§ **Source**
==*==

80      Au vu de ce qui précède, il y a lieu de conclure que le Conseil a apporté un faisceau d’indices suffisamment concrets, précis et concordants susceptibles de mettre en évidence le fait que le requérant est un homme d’affaires influent, en raison de l’importance de son statut et de ses fonctions au sein du groupe Ozon.

81      Cette conclusion ne saurait être remise en cause par l’argument avancé par le requérant selon lequel, en substance, il a accédé à ses fonctions au sein du groupe Ozon par ses propres mérites et que lesdites fonctions ne lui conféraient qu’un pouvoir décisionnel limité au sein de ce groupe. En effet, le Conseil a apporté un faisceau d’indices permettant de considérer que, en raison des hautes responsabilités qui résultent des postes du requérant, de l’importance du groupe Ozon sur le marché russe et de la présence du requérant à la réunion du 24 février 2022 en tant que représentant de ce groupe, il ne saurait être considéré comme un « simple » employé de ce groupe. Par ailleurs, s’agissant du prétendu pouvoir décisionnel limité du requérant, quand bien même il n’aurait pu prendre de décision stratégique seul comme il le prétend, il convient de considérer que le pouvoir d’influence et la responsabilité qui sont supposés résulter de fonctions telles que celles occupées par le requérant impliquent nécessairement une participation du requérant dans les activités menées par le groupe Ozon (voir, en ce sens et par analogie, arrêt du 30 novembre 2016, Rotenberg/Conseil, T‑720/14, EU:T:2016:689, point 131 et jurisprudence citée).

82      Il convient donc d’examiner si le Conseil pouvait, sans commettre d’erreur d’appréciation, considérer que le requérant était un homme d’affaires influent ayant une activité dans des secteurs économiques qui constituent une source substantielle de revenus pour le gouvernement de la Fédération de Russie.

==*==

§ **Données recueillies**
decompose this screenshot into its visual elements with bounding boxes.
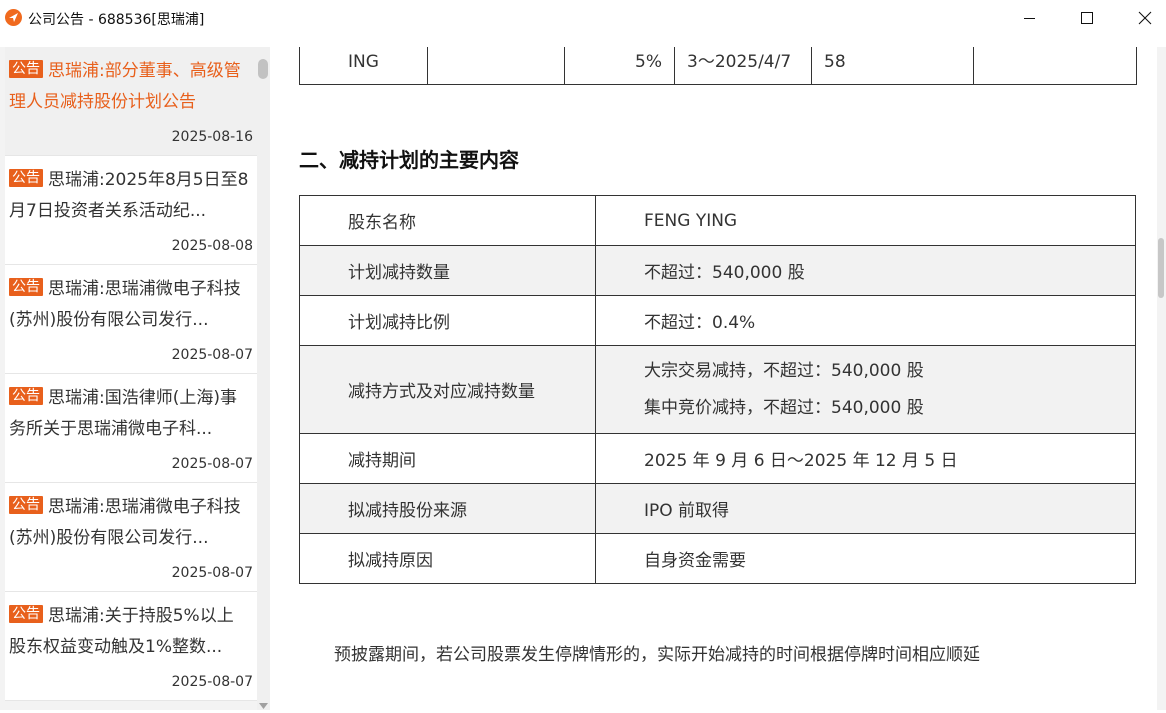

==*==

§ **Consignes**
a) Dans l'extrait de l'arrêt relatif au groupe Ozon, à quelle réunion le requérant a-t-il assisté en tant que représentant de ce groupe ?
b) Poursuivez l'extrait de l'arrêt relatif au groupe Ozon à partir de sa dernière phrase.

§ **Corrigé par tâche**
a) À la réunion du 24 février 2022.

b)
83      À titre liminaire, il convient de souligner que le critère g) doit être interprété en ce sens qu’il vise les revenus fournis par le secteur dans lequel le requérant a une activité, et non ceux du groupe dans lequel il est impliqué, ainsi que cela ressort clairement des différentes versions linguistiques, et notamment par les versions anglaise, allemande, italienne, néerlandaise et hongroise.

84      En l’espèce, contrairement à ce que prétend le requérant, il ressort clairement tant des motifs des actes attaqués que du dossier WK, que le secteur dans lequel le requérant exerce son activité est celui du commerce électronique.

85      À cet égard, il convient de relever qu’il ressort du point 74 ci-dessus que le groupe Ozon, au sein duquel le requérant occupait des fonctions de premier plan en tant que PDG, est l’un des leaders du marché russe du commerce électronique et que ce groupe est coté au Nasdaq.

86      Il ressort de la pièce no 4 que le groupe Ozon a été qualifié comme étant l’équivalent de la société Amazon en Russie. Ce groupe a en effet débuté son activité de vente de livres en ligne en 1998 et s’est étendu, comme Amazon, à d’autres activités pour devenir l’une des trois plus grandes plateformes de commerce électronique en Russie en 2019 et la troisième société Internet la plus importante de Russie en 2020.

87      En premier lieu, s’agissant de la diversification des activités du groupe Ozon, les pièces no 5 à 8 mentionnent les secteurs de la technologie, de la logistique, du voyage, de la technologie financière ou des services aux marchands.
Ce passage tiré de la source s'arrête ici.